[START OF Listed entries]

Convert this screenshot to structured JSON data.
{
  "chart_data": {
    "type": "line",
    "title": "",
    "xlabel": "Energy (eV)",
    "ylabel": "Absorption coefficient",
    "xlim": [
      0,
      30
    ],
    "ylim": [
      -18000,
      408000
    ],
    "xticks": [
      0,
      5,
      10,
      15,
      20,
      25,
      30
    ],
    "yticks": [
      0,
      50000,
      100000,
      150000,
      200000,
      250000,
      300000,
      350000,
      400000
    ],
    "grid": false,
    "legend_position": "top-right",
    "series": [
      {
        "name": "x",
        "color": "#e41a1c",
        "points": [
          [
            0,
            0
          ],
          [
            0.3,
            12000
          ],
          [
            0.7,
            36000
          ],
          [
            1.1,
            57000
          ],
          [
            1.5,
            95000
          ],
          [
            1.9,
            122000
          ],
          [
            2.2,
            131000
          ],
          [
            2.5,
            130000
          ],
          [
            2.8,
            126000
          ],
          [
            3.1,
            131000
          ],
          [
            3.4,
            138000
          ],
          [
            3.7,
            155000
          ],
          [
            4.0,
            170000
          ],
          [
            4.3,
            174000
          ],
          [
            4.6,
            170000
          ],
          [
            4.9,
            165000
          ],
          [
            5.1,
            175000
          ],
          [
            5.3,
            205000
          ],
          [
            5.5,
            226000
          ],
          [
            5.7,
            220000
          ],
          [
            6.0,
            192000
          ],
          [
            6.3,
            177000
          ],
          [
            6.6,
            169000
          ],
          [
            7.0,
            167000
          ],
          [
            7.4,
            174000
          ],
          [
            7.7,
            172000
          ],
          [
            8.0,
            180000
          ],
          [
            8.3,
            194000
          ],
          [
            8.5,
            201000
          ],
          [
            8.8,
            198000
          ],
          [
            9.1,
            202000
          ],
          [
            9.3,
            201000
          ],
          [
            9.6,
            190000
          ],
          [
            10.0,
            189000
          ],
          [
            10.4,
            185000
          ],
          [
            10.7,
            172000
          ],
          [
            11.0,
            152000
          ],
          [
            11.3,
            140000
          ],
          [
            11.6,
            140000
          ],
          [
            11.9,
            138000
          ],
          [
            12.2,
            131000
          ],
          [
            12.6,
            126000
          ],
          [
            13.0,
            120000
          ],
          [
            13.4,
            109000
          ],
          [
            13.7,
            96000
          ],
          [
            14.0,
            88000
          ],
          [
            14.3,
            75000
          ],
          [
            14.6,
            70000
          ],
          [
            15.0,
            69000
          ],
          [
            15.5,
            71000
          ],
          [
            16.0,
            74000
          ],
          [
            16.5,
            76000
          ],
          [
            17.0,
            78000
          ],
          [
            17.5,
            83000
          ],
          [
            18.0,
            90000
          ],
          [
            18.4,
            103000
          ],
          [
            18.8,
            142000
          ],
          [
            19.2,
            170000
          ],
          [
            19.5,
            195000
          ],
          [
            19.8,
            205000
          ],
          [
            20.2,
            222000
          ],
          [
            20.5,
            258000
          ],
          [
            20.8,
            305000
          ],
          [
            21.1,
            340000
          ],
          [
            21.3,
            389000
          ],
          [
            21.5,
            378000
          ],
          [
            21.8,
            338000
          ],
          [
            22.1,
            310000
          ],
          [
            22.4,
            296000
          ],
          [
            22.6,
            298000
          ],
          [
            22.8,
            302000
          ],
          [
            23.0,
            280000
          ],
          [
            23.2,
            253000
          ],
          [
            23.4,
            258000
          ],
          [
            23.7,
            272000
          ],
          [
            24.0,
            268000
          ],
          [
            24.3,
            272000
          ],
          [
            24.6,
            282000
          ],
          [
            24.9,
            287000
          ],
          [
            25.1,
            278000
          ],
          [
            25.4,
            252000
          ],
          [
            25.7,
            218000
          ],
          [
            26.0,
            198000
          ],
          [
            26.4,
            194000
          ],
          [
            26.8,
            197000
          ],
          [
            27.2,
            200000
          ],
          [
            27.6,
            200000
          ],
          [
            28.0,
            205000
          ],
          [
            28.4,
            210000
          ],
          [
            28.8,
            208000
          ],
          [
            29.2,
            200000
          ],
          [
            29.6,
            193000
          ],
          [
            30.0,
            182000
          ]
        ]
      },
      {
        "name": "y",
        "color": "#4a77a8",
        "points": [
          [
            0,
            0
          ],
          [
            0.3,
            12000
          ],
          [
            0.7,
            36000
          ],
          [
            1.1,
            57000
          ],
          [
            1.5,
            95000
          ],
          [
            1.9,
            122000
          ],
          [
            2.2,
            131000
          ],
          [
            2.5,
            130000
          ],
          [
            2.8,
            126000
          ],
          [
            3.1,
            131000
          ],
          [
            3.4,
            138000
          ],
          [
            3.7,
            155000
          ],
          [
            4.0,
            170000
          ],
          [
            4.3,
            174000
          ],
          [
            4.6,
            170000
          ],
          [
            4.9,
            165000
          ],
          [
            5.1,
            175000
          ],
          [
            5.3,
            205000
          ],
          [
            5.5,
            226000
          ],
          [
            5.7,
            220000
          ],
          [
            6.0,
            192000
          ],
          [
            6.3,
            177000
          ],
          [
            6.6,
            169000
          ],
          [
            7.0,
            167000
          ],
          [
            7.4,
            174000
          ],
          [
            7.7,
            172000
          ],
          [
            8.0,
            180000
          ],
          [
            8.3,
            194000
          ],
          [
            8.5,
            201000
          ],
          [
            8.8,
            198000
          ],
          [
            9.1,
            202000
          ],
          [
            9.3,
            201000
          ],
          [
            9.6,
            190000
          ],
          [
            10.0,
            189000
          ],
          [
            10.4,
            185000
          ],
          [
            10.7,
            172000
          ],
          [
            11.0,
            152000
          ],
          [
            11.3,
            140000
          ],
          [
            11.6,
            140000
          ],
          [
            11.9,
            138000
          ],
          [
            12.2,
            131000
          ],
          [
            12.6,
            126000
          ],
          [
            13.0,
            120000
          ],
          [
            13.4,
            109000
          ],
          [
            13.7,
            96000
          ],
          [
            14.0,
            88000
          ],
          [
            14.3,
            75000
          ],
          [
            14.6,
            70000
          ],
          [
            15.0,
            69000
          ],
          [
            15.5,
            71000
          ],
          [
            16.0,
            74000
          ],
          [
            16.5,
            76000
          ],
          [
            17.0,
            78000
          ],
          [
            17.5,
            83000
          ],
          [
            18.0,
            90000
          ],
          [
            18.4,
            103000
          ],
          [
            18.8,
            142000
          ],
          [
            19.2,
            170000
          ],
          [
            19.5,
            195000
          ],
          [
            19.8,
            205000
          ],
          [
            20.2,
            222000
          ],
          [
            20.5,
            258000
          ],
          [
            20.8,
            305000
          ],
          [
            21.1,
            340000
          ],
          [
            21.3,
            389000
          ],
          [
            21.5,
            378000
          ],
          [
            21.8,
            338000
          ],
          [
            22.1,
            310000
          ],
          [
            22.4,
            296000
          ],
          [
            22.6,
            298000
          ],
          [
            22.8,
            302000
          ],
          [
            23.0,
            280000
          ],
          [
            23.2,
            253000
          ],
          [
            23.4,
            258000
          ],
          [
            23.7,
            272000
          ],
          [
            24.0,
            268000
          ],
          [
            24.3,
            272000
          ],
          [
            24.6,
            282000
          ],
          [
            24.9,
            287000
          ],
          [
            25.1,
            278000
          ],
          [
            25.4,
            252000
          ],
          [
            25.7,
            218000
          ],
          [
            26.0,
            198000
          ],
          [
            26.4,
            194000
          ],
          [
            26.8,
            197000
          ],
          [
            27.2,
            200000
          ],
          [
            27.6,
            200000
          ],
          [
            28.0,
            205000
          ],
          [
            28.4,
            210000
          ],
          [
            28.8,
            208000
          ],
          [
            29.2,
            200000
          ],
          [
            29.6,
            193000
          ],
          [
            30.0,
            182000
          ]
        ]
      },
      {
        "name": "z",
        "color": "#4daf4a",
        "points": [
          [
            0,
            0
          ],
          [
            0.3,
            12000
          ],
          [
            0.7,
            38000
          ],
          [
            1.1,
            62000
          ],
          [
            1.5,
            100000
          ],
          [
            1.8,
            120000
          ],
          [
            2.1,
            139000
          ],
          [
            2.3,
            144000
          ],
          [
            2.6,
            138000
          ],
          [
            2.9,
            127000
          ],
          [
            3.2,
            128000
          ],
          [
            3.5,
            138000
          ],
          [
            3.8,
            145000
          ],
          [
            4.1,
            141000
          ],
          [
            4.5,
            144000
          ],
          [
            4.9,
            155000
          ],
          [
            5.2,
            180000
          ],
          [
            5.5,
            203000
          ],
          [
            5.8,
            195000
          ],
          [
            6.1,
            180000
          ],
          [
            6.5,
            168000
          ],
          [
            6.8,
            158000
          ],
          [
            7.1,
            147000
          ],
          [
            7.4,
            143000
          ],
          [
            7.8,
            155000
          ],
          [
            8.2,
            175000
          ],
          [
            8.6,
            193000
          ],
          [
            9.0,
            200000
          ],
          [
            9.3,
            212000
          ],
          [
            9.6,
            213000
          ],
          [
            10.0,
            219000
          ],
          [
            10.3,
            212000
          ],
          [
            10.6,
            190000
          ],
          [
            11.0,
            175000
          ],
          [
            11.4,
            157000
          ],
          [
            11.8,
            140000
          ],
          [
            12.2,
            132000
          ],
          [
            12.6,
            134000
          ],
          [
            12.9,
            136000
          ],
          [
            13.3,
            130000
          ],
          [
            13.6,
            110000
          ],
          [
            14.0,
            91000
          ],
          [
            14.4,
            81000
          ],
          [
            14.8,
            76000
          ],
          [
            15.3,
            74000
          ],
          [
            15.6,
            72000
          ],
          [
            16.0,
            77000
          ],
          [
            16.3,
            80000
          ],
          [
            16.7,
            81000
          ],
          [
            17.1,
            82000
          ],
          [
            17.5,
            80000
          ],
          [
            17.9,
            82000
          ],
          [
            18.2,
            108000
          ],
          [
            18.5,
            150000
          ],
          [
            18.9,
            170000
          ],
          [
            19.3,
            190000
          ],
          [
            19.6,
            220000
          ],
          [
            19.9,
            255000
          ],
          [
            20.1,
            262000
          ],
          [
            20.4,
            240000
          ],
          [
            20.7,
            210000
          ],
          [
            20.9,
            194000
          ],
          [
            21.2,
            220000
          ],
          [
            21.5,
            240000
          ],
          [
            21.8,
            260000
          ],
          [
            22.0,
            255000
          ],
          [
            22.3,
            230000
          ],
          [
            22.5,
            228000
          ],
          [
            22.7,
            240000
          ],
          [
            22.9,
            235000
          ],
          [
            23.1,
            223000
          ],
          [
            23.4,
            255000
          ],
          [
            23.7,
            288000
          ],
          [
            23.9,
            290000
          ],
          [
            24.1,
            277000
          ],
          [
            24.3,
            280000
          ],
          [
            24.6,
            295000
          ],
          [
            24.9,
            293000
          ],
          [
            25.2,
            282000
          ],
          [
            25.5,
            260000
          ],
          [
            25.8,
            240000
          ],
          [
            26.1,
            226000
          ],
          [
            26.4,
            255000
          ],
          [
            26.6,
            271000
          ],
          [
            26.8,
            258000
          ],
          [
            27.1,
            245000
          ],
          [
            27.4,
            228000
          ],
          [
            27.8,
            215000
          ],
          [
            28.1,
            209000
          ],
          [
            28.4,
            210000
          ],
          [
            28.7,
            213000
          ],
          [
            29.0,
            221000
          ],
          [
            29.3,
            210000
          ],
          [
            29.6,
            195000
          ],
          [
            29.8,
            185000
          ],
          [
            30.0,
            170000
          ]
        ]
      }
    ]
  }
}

[END OF Listed entries]

Your objective >> Copy out each line of the entries that holds "color".

Solution for this task >>
        "color": "#e41a1c",
        "color": "#4a77a8",
        "color": "#4daf4a",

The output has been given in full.